Brief: Please determine how many lines of the material include the word "zaliczki", and respond with nothing but that number.

Extracted records:
>> Begin

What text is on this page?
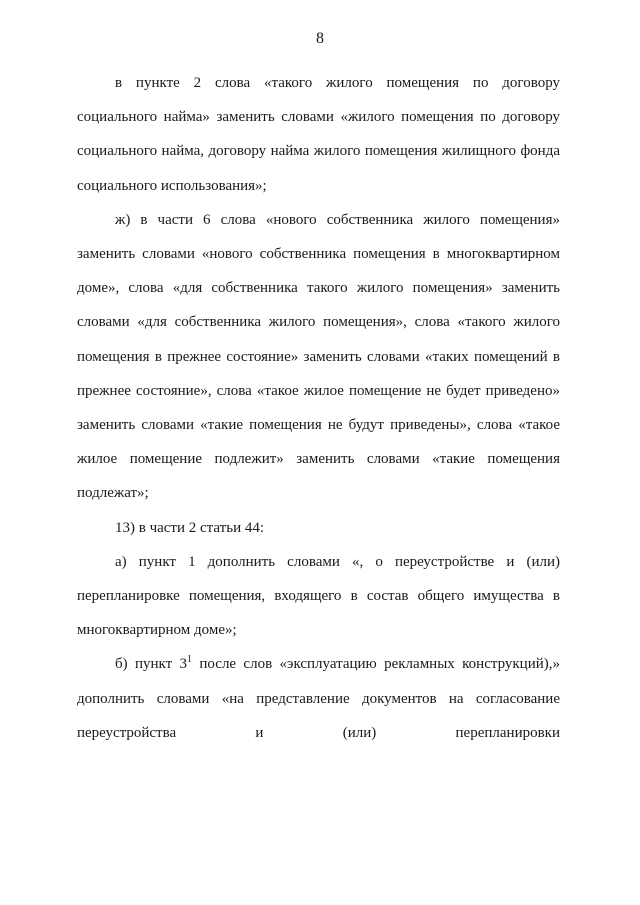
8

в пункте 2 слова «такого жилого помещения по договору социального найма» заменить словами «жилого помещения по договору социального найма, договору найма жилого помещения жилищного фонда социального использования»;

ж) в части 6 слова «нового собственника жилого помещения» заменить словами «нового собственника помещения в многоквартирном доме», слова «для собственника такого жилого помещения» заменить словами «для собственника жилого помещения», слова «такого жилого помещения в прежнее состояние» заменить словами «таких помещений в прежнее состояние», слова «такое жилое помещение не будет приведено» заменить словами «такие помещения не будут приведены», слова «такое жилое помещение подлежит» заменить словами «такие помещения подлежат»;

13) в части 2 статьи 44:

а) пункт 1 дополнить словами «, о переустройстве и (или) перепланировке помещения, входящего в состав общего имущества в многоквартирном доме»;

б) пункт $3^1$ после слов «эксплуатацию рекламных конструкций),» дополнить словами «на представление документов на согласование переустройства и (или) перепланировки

>> End
>> Begin

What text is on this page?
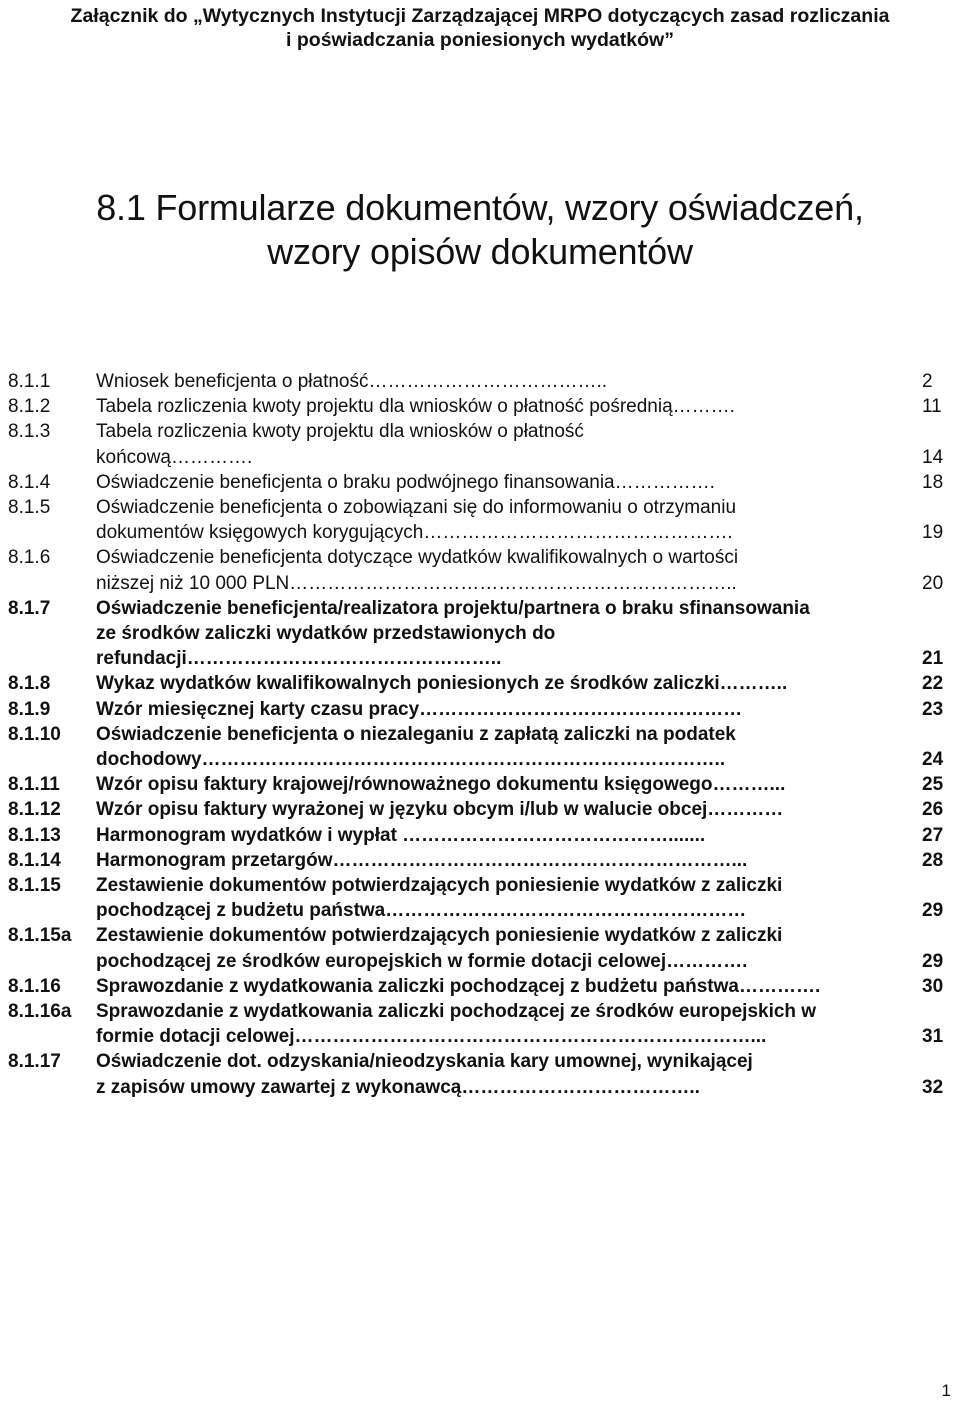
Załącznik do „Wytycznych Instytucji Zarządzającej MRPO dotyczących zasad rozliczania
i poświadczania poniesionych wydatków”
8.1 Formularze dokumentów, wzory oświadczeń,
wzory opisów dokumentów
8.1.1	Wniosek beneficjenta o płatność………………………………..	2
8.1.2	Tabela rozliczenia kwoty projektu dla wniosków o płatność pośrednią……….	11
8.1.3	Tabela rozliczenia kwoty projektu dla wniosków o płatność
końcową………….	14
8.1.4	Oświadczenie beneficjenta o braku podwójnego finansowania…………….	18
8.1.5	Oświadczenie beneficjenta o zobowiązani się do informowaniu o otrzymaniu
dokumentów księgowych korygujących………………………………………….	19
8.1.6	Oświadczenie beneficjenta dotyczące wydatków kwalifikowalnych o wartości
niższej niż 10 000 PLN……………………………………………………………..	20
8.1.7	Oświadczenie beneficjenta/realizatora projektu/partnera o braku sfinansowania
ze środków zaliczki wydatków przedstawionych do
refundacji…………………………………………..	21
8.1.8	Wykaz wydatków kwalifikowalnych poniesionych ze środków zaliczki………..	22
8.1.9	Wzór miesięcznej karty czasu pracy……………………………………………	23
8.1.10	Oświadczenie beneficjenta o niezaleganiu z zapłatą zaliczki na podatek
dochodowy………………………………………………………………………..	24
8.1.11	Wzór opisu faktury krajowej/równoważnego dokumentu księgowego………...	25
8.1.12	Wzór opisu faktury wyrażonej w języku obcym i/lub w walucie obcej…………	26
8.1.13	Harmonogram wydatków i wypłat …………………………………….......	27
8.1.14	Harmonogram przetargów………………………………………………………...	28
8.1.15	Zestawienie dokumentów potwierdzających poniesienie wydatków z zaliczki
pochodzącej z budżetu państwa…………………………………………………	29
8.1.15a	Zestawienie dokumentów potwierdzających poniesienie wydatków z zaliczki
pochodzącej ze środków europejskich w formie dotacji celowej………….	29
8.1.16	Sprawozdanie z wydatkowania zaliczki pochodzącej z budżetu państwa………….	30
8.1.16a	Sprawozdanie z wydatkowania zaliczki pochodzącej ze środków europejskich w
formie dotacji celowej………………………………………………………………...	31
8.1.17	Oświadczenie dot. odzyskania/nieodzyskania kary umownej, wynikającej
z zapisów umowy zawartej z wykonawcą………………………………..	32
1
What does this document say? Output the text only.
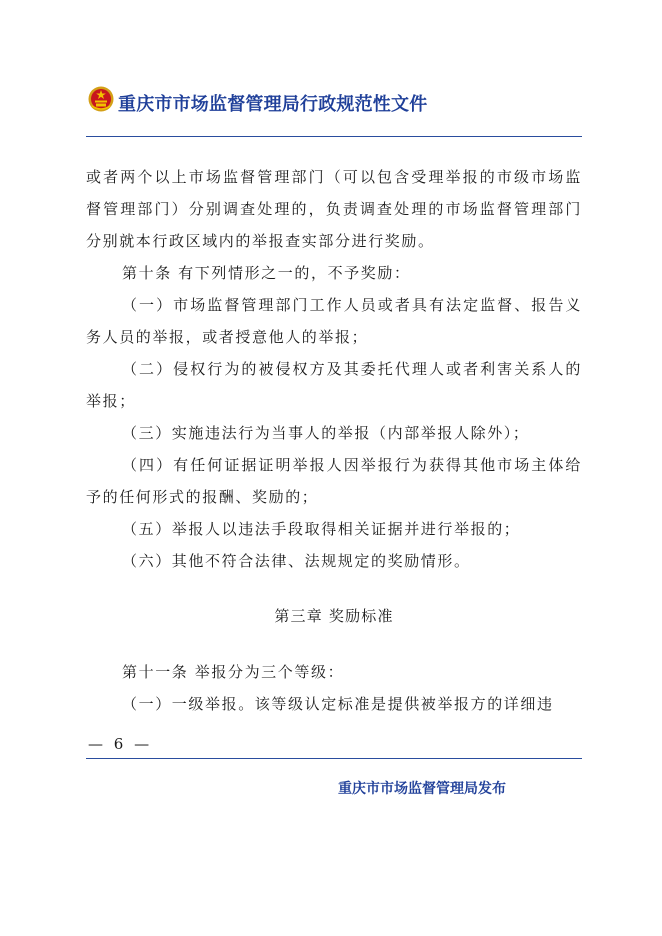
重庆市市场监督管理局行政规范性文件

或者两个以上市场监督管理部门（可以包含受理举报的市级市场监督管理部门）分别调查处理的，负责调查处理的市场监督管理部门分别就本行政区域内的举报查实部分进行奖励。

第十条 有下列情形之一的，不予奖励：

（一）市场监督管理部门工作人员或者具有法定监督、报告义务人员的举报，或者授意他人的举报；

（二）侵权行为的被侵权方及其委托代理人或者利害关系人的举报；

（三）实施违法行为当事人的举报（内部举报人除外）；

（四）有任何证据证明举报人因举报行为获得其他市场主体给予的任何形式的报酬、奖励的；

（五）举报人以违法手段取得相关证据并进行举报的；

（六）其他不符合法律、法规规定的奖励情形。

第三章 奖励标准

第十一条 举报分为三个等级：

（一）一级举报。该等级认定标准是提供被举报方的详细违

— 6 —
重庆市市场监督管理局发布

>> End

Response below: 7